• _Brief_
Give the entries again, word for word.

• _Supplied records_
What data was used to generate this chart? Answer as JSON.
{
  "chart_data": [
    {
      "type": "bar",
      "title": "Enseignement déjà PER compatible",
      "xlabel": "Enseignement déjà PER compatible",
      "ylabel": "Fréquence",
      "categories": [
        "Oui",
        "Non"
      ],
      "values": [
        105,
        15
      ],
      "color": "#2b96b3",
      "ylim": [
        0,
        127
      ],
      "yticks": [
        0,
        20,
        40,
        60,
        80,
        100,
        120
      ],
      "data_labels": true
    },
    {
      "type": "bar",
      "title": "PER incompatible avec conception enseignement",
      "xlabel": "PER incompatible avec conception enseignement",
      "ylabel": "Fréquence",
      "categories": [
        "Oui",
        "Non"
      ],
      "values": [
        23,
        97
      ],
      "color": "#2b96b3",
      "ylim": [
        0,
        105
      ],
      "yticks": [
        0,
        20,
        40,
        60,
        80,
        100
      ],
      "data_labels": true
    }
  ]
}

• _Result below_
What data was used to generate this chart? Answer as JSON.
{
  "chart_data": [
    {
      "type": "bar",
      "title": "Enseignement déjà PER compatible",
      "xlabel": "Enseignement déjà PER compatible",
      "ylabel": "Fréquence",
      "categories": [
        "Oui",
        "Non"
      ],
      "values": [
        105,
        15
      ],
      "color": "#2b96b3",
      "ylim": [
        0,
        127
      ],
      "yticks": [
        0,
        20,
        40,
        60,
        80,
        100,
        120
      ],
      "data_labels": true
    },
    {
      "type": "bar",
      "title": "PER incompatible avec conception enseignement",
      "xlabel": "PER incompatible avec conception enseignement",
      "ylabel": "Fréquence",
      "categories": [
        "Oui",
        "Non"
      ],
      "values": [
        23,
        97
      ],
      "color": "#2b96b3",
      "ylim": [
        0,
        105
      ],
      "yticks": [
        0,
        20,
        40,
        60,
        80,
        100
      ],
      "data_labels": true
    }
  ]
}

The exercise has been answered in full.